[Working data]

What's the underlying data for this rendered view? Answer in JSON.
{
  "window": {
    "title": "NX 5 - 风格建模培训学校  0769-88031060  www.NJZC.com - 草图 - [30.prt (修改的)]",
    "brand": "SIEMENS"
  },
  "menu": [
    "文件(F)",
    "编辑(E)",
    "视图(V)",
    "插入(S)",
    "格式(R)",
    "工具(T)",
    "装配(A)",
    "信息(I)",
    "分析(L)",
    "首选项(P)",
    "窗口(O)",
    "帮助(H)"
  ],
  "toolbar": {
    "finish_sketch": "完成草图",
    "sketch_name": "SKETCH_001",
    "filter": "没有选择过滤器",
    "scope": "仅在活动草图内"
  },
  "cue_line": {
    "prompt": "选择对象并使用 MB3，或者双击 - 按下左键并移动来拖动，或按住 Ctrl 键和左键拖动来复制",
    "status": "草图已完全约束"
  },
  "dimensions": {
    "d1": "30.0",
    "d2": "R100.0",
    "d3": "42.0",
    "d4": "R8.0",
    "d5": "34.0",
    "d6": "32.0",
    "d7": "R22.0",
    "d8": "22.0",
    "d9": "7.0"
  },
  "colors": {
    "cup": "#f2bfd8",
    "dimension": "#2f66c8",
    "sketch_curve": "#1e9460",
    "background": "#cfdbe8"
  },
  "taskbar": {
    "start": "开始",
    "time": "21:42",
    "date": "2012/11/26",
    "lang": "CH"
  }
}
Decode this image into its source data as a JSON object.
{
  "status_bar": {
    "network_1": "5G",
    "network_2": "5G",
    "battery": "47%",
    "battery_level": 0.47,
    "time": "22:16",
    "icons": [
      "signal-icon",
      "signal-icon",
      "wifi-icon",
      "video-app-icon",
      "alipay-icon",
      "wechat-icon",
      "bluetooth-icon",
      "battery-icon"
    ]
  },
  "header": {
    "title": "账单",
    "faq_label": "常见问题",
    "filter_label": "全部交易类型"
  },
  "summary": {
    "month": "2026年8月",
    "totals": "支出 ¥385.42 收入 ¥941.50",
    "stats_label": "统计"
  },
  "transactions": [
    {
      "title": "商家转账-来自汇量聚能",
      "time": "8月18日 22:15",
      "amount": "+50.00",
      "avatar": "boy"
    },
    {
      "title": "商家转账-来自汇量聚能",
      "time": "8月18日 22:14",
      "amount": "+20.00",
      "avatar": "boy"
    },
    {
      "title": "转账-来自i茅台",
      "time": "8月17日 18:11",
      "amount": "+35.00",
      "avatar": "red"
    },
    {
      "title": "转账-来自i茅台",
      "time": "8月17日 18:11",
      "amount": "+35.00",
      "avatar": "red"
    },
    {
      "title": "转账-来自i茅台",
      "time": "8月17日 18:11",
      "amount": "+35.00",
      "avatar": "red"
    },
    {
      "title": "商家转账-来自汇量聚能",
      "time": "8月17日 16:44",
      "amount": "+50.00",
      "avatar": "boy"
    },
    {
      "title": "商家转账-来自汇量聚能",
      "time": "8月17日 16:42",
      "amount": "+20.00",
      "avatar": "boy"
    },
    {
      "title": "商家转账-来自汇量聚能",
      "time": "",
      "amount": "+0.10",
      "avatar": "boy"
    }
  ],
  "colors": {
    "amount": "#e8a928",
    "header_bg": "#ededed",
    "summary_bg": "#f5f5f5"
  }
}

[Stated problem] Write the entire listing out again, word for word.

[The result]
What's the underlying data for this rendered view? Answer in JSON.
{
  "window": {
    "title": "NX 5 - 风格建模培训学校  0769-88031060  www.NJZC.com - 草图 - [30.prt (修改的)]",
    "brand": "SIEMENS"
  },
  "menu": [
    "文件(F)",
    "编辑(E)",
    "视图(V)",
    "插入(S)",
    "格式(R)",
    "工具(T)",
    "装配(A)",
    "信息(I)",
    "分析(L)",
    "首选项(P)",
    "窗口(O)",
    "帮助(H)"
  ],
  "toolbar": {
    "finish_sketch": "完成草图",
    "sketch_name": "SKETCH_001",
    "filter": "没有选择过滤器",
    "scope": "仅在活动草图内"
  },
  "cue_line": {
    "prompt": "选择对象并使用 MB3，或者双击 - 按下左键并移动来拖动，或按住 Ctrl 键和左键拖动来复制",
    "status": "草图已完全约束"
  },
  "dimensions": {
    "d1": "30.0",
    "d2": "R100.0",
    "d3": "42.0",
    "d4": "R8.0",
    "d5": "34.0",
    "d6": "32.0",
    "d7": "R22.0",
    "d8": "22.0",
    "d9": "7.0"
  },
  "colors": {
    "cup": "#f2bfd8",
    "dimension": "#2f66c8",
    "sketch_curve": "#1e9460",
    "background": "#cfdbe8"
  },
  "taskbar": {
    "start": "开始",
    "time": "21:42",
    "date": "2012/11/26",
    "lang": "CH"
  }
}
Decode this image into its source data as a JSON object.
{
  "status_bar": {
    "network_1": "5G",
    "network_2": "5G",
    "battery": "47%",
    "battery_level": 0.47,
    "time": "22:16",
    "icons": [
      "signal-icon",
      "signal-icon",
      "wifi-icon",
      "video-app-icon",
      "alipay-icon",
      "wechat-icon",
      "bluetooth-icon",
      "battery-icon"
    ]
  },
  "header": {
    "title": "账单",
    "faq_label": "常见问题",
    "filter_label": "全部交易类型"
  },
  "summary": {
    "month": "2026年8月",
    "totals": "支出 ¥385.42 收入 ¥941.50",
    "stats_label": "统计"
  },
  "transactions": [
    {
      "title": "商家转账-来自汇量聚能",
      "time": "8月18日 22:15",
      "amount": "+50.00",
      "avatar": "boy"
    },
    {
      "title": "商家转账-来自汇量聚能",
      "time": "8月18日 22:14",
      "amount": "+20.00",
      "avatar": "boy"
    },
    {
      "title": "转账-来自i茅台",
      "time": "8月17日 18:11",
      "amount": "+35.00",
      "avatar": "red"
    },
    {
      "title": "转账-来自i茅台",
      "time": "8月17日 18:11",
      "amount": "+35.00",
      "avatar": "red"
    },
    {
      "title": "转账-来自i茅台",
      "time": "8月17日 18:11",
      "amount": "+35.00",
      "avatar": "red"
    },
    {
      "title": "商家转账-来自汇量聚能",
      "time": "8月17日 16:44",
      "amount": "+50.00",
      "avatar": "boy"
    },
    {
      "title": "商家转账-来自汇量聚能",
      "time": "8月17日 16:42",
      "amount": "+20.00",
      "avatar": "boy"
    },
    {
      "title": "商家转账-来自汇量聚能",
      "time": "",
      "amount": "+0.10",
      "avatar": "boy"
    }
  ],
  "colors": {
    "amount": "#e8a928",
    "header_bg": "#ededed",
    "summary_bg": "#f5f5f5"
  }
}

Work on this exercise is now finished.